Copy every line from the material below that holds "Agribisnis".

BEGIN Input for this task

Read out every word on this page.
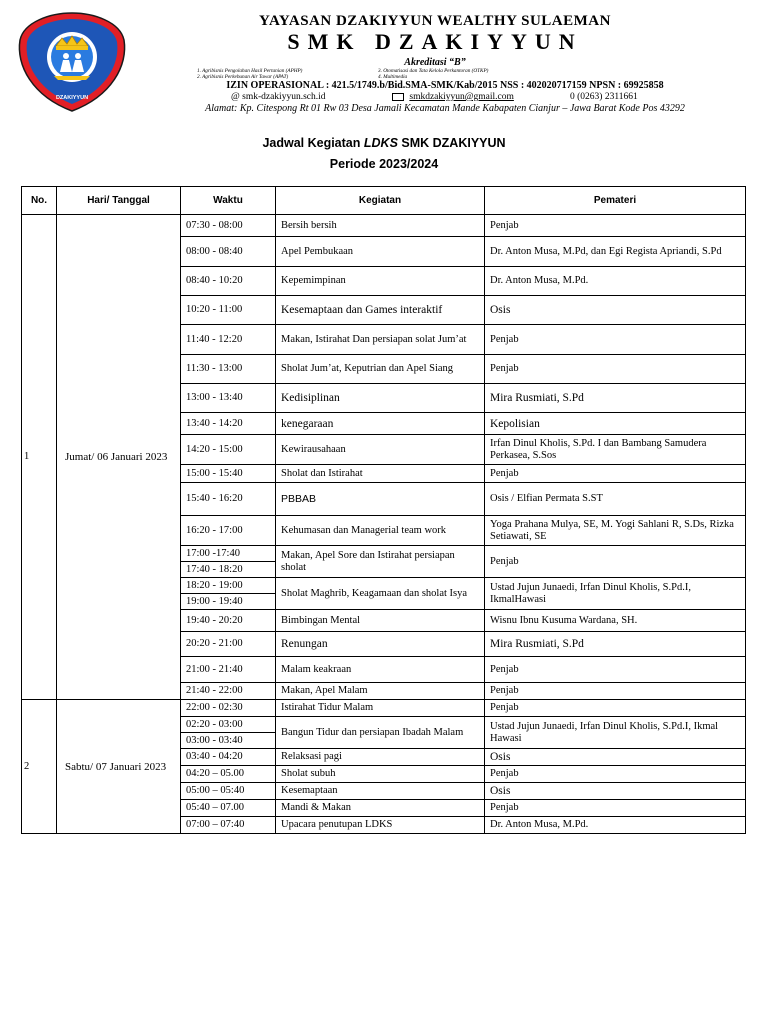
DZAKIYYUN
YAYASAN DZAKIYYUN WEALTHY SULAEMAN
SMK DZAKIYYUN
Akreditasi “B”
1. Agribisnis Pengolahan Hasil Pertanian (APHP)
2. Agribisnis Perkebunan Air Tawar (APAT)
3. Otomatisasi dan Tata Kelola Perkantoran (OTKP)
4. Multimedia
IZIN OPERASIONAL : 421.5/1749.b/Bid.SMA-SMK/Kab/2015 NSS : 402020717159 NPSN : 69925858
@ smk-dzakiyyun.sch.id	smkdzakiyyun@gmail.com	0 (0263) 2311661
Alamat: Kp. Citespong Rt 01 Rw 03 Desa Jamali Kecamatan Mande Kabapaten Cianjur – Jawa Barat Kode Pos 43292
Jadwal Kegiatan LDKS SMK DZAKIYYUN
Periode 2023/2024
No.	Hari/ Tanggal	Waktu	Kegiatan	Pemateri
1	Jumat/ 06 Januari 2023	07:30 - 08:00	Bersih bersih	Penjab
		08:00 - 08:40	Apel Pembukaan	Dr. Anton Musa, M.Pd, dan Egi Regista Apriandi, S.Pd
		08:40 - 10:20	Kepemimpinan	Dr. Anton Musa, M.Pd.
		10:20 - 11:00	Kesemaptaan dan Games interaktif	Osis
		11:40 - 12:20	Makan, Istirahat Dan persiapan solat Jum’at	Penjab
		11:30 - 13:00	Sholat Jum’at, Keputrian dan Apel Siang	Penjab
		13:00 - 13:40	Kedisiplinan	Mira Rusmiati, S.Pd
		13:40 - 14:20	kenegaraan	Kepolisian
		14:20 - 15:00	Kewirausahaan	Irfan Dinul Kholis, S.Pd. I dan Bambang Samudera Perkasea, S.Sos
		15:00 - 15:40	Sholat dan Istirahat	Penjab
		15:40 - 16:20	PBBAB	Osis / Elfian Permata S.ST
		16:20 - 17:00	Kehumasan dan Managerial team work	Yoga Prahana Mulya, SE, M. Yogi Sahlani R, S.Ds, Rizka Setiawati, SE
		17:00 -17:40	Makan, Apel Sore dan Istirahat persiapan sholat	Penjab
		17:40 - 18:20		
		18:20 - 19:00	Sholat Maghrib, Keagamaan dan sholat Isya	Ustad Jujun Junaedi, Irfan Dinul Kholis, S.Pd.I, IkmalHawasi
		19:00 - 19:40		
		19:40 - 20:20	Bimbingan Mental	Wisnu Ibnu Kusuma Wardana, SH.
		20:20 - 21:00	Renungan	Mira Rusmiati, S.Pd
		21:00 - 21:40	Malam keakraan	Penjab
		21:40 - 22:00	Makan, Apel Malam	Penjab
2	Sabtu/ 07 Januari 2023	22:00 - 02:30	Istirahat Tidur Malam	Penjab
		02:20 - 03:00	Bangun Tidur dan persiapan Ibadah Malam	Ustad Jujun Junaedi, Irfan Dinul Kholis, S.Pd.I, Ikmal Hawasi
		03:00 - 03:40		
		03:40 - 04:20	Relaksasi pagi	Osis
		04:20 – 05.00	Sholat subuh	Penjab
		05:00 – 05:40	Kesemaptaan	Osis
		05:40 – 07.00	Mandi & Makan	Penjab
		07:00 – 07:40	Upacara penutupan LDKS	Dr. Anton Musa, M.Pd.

END Input for this task

■ Task response
1. Agribisnis Pengolahan Hasil Pertanian (APHP)
2. Agribisnis Perkebunan Air Tawar (APAT)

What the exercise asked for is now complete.